[To do]:
Some lines in the records below may hold the word "symbol"; give the number of those lines and nothing else.

[Provided data]:
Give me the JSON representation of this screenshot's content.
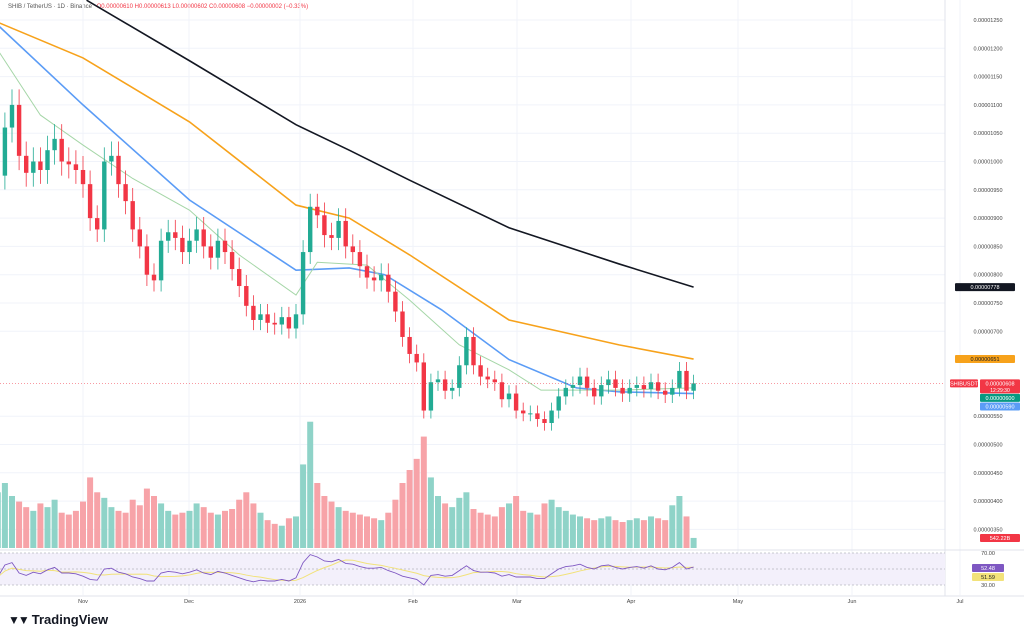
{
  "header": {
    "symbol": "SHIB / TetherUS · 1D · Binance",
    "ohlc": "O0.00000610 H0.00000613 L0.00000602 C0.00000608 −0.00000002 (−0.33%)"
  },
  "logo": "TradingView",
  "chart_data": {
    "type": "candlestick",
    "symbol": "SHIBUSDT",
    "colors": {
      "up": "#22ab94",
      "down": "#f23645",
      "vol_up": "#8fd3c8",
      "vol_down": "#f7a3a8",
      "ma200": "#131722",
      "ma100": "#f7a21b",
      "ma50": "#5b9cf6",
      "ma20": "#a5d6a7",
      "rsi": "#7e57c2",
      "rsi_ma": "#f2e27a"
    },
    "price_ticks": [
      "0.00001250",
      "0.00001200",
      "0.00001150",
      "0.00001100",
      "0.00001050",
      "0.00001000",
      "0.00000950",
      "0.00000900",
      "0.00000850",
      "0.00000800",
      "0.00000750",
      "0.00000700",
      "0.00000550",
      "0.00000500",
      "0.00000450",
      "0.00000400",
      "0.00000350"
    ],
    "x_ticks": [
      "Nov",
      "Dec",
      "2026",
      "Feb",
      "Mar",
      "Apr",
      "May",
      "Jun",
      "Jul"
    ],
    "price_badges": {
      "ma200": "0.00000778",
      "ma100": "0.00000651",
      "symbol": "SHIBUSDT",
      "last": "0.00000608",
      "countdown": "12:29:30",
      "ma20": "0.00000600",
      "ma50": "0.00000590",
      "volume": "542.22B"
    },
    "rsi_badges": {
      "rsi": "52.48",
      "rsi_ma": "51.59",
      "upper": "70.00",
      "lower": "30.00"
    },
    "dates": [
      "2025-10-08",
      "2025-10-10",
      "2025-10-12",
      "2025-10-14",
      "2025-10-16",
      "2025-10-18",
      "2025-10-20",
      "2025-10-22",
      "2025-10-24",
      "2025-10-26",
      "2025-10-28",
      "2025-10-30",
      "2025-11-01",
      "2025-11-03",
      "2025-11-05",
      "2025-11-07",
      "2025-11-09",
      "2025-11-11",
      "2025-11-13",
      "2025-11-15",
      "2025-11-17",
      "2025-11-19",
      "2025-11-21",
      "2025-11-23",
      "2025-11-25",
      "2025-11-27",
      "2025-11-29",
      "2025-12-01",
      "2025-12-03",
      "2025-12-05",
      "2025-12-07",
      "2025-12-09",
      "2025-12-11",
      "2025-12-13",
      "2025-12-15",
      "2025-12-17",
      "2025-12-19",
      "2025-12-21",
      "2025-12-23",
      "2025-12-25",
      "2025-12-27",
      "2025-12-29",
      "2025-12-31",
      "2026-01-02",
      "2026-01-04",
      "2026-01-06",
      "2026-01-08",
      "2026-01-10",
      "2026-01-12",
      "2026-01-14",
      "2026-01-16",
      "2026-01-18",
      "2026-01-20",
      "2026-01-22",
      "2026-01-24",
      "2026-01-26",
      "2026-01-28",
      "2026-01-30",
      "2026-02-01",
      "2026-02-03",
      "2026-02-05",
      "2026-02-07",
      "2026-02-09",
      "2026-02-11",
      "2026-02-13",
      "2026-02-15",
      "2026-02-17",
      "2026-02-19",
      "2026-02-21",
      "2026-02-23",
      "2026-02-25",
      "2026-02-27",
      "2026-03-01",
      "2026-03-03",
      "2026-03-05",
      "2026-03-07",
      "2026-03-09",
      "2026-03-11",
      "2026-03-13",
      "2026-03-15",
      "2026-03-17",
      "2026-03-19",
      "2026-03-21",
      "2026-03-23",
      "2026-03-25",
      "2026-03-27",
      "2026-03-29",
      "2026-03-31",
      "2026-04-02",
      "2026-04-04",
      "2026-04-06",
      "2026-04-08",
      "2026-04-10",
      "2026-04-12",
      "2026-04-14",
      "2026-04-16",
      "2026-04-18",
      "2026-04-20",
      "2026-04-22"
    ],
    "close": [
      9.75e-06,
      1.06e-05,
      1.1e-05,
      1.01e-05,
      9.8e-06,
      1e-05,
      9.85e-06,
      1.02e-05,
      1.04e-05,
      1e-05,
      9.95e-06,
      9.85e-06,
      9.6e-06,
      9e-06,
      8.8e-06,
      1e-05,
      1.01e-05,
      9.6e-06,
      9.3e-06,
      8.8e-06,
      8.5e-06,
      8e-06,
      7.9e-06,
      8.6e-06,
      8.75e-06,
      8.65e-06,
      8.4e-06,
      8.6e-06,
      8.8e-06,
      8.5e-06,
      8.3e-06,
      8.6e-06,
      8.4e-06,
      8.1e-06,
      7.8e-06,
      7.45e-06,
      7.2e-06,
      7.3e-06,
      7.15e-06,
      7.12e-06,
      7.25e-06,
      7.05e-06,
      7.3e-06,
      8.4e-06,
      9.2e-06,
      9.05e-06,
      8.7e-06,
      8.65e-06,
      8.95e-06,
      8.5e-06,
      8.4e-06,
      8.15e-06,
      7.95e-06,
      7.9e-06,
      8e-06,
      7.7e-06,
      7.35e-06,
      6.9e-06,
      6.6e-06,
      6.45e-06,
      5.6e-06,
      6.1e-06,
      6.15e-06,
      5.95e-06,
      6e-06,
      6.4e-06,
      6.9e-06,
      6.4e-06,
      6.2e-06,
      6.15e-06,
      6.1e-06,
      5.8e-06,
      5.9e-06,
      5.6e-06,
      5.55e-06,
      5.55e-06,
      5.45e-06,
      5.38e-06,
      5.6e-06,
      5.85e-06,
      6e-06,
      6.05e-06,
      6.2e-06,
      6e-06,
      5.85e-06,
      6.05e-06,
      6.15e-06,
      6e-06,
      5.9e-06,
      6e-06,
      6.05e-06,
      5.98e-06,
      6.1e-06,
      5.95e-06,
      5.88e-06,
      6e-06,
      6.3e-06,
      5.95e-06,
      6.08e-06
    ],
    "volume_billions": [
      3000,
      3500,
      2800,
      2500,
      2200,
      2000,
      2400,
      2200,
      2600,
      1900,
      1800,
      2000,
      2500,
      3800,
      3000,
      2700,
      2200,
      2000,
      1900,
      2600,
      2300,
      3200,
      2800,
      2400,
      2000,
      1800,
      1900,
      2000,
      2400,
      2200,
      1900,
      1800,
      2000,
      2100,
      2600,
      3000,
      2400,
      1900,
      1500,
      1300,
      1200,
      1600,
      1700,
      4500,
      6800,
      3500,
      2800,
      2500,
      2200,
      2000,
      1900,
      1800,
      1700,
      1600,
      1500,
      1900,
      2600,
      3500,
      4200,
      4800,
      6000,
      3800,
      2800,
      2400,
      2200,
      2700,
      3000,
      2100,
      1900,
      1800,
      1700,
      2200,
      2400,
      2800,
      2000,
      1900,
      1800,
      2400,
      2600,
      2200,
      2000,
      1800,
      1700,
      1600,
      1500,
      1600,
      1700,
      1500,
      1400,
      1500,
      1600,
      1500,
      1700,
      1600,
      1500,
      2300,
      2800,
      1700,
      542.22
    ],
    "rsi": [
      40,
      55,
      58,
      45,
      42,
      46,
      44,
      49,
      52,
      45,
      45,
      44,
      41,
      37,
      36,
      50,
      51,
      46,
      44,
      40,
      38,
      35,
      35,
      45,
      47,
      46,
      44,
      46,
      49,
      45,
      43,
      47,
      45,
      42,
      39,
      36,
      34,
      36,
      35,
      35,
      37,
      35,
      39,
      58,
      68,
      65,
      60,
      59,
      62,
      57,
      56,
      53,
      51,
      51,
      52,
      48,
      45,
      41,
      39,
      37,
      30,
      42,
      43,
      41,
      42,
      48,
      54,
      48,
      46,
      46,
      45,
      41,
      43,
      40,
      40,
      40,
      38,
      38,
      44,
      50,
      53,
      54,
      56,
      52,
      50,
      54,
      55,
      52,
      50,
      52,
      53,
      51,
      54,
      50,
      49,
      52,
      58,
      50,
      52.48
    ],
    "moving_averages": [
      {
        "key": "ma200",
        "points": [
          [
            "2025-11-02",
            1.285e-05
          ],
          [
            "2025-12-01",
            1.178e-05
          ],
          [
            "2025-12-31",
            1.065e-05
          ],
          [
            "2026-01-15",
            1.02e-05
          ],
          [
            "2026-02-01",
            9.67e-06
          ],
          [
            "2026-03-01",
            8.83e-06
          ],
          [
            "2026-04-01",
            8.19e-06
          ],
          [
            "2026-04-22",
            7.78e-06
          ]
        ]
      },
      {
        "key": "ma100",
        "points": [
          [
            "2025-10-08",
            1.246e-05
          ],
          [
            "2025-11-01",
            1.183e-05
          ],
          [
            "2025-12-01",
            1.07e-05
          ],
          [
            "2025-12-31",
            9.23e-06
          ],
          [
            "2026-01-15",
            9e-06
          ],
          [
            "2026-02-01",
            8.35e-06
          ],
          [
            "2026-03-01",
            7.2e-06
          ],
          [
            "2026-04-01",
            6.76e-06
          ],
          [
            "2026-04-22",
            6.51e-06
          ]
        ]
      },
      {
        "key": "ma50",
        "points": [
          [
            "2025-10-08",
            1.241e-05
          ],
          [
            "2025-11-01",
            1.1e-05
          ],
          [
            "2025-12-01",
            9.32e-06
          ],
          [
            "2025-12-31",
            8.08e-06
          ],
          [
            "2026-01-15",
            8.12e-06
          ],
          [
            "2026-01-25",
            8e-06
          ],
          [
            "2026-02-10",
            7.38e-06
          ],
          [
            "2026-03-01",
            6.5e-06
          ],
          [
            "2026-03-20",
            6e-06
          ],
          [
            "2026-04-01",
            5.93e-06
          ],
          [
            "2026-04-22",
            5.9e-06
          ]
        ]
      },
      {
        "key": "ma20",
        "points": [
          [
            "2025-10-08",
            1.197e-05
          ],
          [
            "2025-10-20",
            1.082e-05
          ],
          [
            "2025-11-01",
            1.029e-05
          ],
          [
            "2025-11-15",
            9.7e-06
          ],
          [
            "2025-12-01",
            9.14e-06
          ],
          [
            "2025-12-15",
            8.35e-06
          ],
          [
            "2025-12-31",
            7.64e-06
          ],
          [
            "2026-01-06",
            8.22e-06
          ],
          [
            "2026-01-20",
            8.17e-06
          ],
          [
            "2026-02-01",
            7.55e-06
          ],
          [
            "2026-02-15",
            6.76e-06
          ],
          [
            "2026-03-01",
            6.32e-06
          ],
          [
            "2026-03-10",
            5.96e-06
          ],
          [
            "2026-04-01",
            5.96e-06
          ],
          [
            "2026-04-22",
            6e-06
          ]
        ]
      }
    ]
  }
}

[Solution]:
3